§ PROMPT
Please say how many lines of the listing hold "image", with no other words in the answer.

========================

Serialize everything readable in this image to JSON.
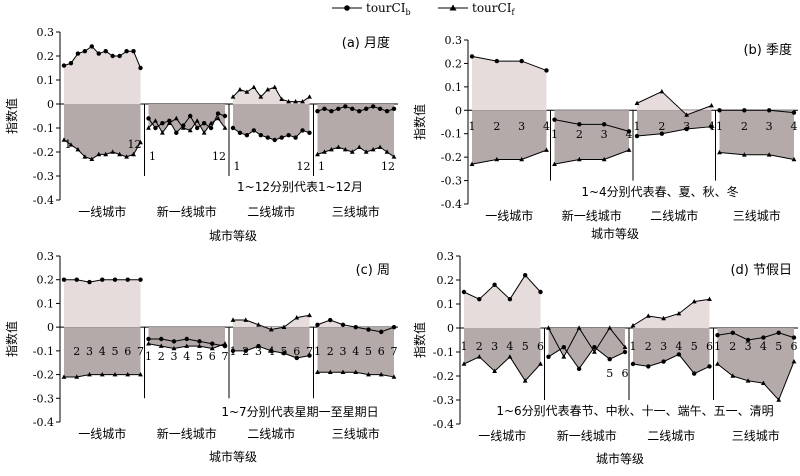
{
  "legend": {
    "series_b": "tourCI",
    "series_b_sub": "b",
    "series_f": "tourCI",
    "series_f_sub": "f"
  },
  "chart_data": [
    {
      "type": "area",
      "panel_label": "(a) 月度",
      "ylabel": "指数值",
      "xlabel": "城市等级",
      "ylim": [
        -0.4,
        0.3
      ],
      "yticks": [
        "-0.4",
        "-0.3",
        "-0.2",
        "-0.1",
        "0",
        "0.1",
        "0.2",
        "0.3"
      ],
      "groups": [
        "一线城市",
        "新一线城市",
        "二线城市",
        "三线城市"
      ],
      "point_labels": [
        [
          "1",
          "12"
        ],
        [
          "1",
          "12"
        ],
        [
          "1",
          "12"
        ],
        [
          "1",
          "12"
        ]
      ],
      "annotation": "1~12分别代表1~12月",
      "series": [
        {
          "name": "tourCIb",
          "values": [
            [
              0.16,
              0.17,
              0.21,
              0.22,
              0.24,
              0.21,
              0.22,
              0.2,
              0.2,
              0.22,
              0.22,
              0.15
            ],
            [
              -0.06,
              -0.1,
              -0.08,
              -0.07,
              -0.12,
              -0.09,
              -0.05,
              -0.1,
              -0.08,
              -0.1,
              -0.04,
              -0.05
            ],
            [
              -0.1,
              -0.12,
              -0.13,
              -0.11,
              -0.13,
              -0.14,
              -0.15,
              -0.14,
              -0.13,
              -0.14,
              -0.11,
              -0.12
            ],
            [
              -0.03,
              -0.02,
              -0.03,
              -0.02,
              -0.01,
              -0.02,
              -0.03,
              -0.02,
              -0.01,
              -0.02,
              -0.03,
              -0.02
            ]
          ]
        },
        {
          "name": "tourCIf",
          "values": [
            [
              -0.15,
              -0.17,
              -0.19,
              -0.22,
              -0.23,
              -0.21,
              -0.21,
              -0.2,
              -0.21,
              -0.22,
              -0.21,
              -0.16
            ],
            [
              -0.1,
              -0.07,
              -0.12,
              -0.08,
              -0.06,
              -0.1,
              -0.11,
              -0.07,
              -0.12,
              -0.08,
              -0.06,
              -0.1
            ],
            [
              0.03,
              0.06,
              0.05,
              0.07,
              0.03,
              0.06,
              0.07,
              0.02,
              0.01,
              0.01,
              0.01,
              0.03
            ],
            [
              -0.21,
              -0.2,
              -0.19,
              -0.18,
              -0.19,
              -0.2,
              -0.18,
              -0.2,
              -0.19,
              -0.18,
              -0.2,
              -0.22
            ]
          ]
        }
      ]
    },
    {
      "type": "area",
      "panel_label": "(b) 季度",
      "ylabel": "指数值",
      "xlabel": "城市等级",
      "ylim": [
        -0.4,
        0.3
      ],
      "yticks": [
        "-0.4",
        "-0.3",
        "-0.2",
        "-0.1",
        "0",
        "0.1",
        "0.2",
        "0.3"
      ],
      "groups": [
        "一线城市",
        "新一线城市",
        "二线城市",
        "三线城市"
      ],
      "point_labels": [
        [
          "1",
          "2",
          "3",
          "4"
        ],
        [
          "1",
          "2",
          "3",
          "4"
        ],
        [
          "1",
          "2",
          "3",
          "4"
        ],
        [
          "1",
          "2",
          "3",
          "4"
        ]
      ],
      "annotation": "1~4分别代表春、夏、秋、冬",
      "series": [
        {
          "name": "tourCIb",
          "values": [
            [
              0.23,
              0.21,
              0.21,
              0.17
            ],
            [
              -0.04,
              -0.06,
              -0.06,
              -0.09
            ],
            [
              -0.11,
              -0.1,
              -0.08,
              -0.07
            ],
            [
              0.0,
              0.0,
              0.0,
              -0.01
            ]
          ]
        },
        {
          "name": "tourCIf",
          "values": [
            [
              -0.23,
              -0.21,
              -0.21,
              -0.17
            ],
            [
              -0.23,
              -0.21,
              -0.21,
              -0.17
            ],
            [
              0.03,
              0.08,
              -0.02,
              0.02
            ],
            [
              -0.18,
              -0.19,
              -0.19,
              -0.21
            ]
          ]
        }
      ]
    },
    {
      "type": "area",
      "panel_label": "(c) 周",
      "ylabel": "指数值",
      "xlabel": "城市等级",
      "ylim": [
        -0.4,
        0.3
      ],
      "yticks": [
        "-0.4",
        "-0.3",
        "-0.2",
        "-0.1",
        "0",
        "0.1",
        "0.2",
        "0.3"
      ],
      "groups": [
        "一线城市",
        "新一线城市",
        "二线城市",
        "三线城市"
      ],
      "point_labels": [
        [
          "2",
          "3",
          "4",
          "5",
          "6",
          "7"
        ],
        [
          "1",
          "2",
          "3",
          "4",
          "5",
          "6",
          "7"
        ],
        [
          "1",
          "2",
          "3",
          "4",
          "5",
          "6",
          "7"
        ],
        [
          "1",
          "2",
          "3",
          "4",
          "5",
          "6",
          "7"
        ]
      ],
      "annotation": "1~7分别代表星期一至星期日",
      "series": [
        {
          "name": "tourCIb",
          "values": [
            [
              0.2,
              0.2,
              0.19,
              0.2,
              0.2,
              0.2,
              0.2
            ],
            [
              -0.05,
              -0.05,
              -0.06,
              -0.05,
              -0.06,
              -0.07,
              -0.08
            ],
            [
              -0.1,
              -0.1,
              -0.08,
              -0.1,
              -0.11,
              -0.13,
              -0.12
            ],
            [
              0.01,
              0.03,
              0.01,
              0.0,
              -0.01,
              -0.02,
              0.0
            ]
          ]
        },
        {
          "name": "tourCIf",
          "values": [
            [
              -0.21,
              -0.21,
              -0.2,
              -0.2,
              -0.2,
              -0.2,
              -0.2
            ],
            [
              -0.07,
              -0.08,
              -0.09,
              -0.08,
              -0.08,
              -0.09,
              -0.07
            ],
            [
              0.03,
              0.03,
              0.01,
              -0.01,
              0.0,
              0.04,
              0.05
            ],
            [
              -0.19,
              -0.19,
              -0.19,
              -0.19,
              -0.2,
              -0.2,
              -0.21
            ]
          ]
        }
      ]
    },
    {
      "type": "area",
      "panel_label": "(d) 节假日",
      "ylabel": "指数值",
      "xlabel": "城市等级",
      "ylim": [
        -0.4,
        0.3
      ],
      "yticks": [
        "-0.4",
        "-0.3",
        "-0.2",
        "-0.1",
        "0",
        "0.1",
        "0.2",
        "0.3"
      ],
      "groups": [
        "一线城市",
        "新一线城市",
        "二线城市",
        "三线城市"
      ],
      "point_labels": [
        [
          "1",
          "2",
          "3",
          "4",
          "5",
          "6"
        ],
        [
          "5",
          "6"
        ],
        [
          "1",
          "2",
          "3",
          "4",
          "5",
          "6"
        ],
        [
          "1",
          "2",
          "3",
          "4",
          "5",
          "6"
        ]
      ],
      "annotation": "1~6分别代表春节、中秋、十一、端午、五一、清明",
      "series": [
        {
          "name": "tourCIb",
          "values": [
            [
              0.15,
              0.12,
              0.18,
              0.12,
              0.22,
              0.15
            ],
            [
              -0.12,
              -0.08,
              -0.17,
              -0.08,
              -0.13,
              -0.1
            ],
            [
              -0.15,
              -0.16,
              -0.14,
              -0.11,
              -0.19,
              -0.16
            ],
            [
              -0.03,
              -0.02,
              -0.05,
              -0.04,
              -0.02,
              -0.04
            ]
          ]
        },
        {
          "name": "tourCIf",
          "values": [
            [
              -0.15,
              -0.12,
              -0.18,
              -0.12,
              -0.22,
              -0.15
            ],
            [
              0.0,
              -0.12,
              0.0,
              -0.1,
              0.0,
              -0.08
            ],
            [
              0.01,
              0.05,
              0.04,
              0.06,
              0.11,
              0.12
            ],
            [
              -0.15,
              -0.2,
              -0.22,
              -0.23,
              -0.3,
              -0.14
            ]
          ]
        }
      ]
    }
  ],
  "colors": {
    "fill_positive": "#e6dcdc",
    "fill_negative": "#b4aaaa",
    "line": "#000000",
    "axis": "#000000"
  }
}
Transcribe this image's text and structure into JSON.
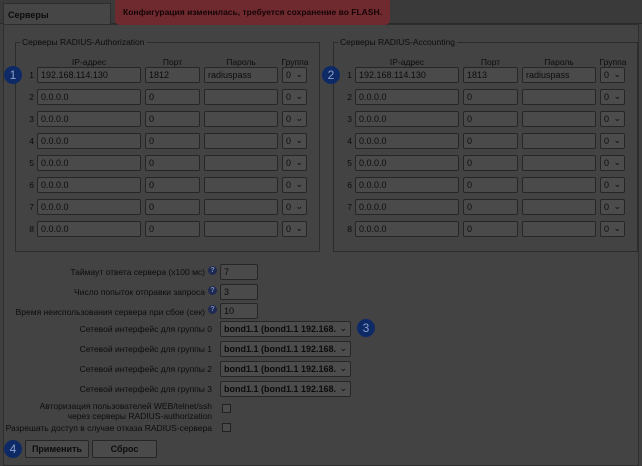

========================

§ SOLUTION FOR THIS PROBLEM
2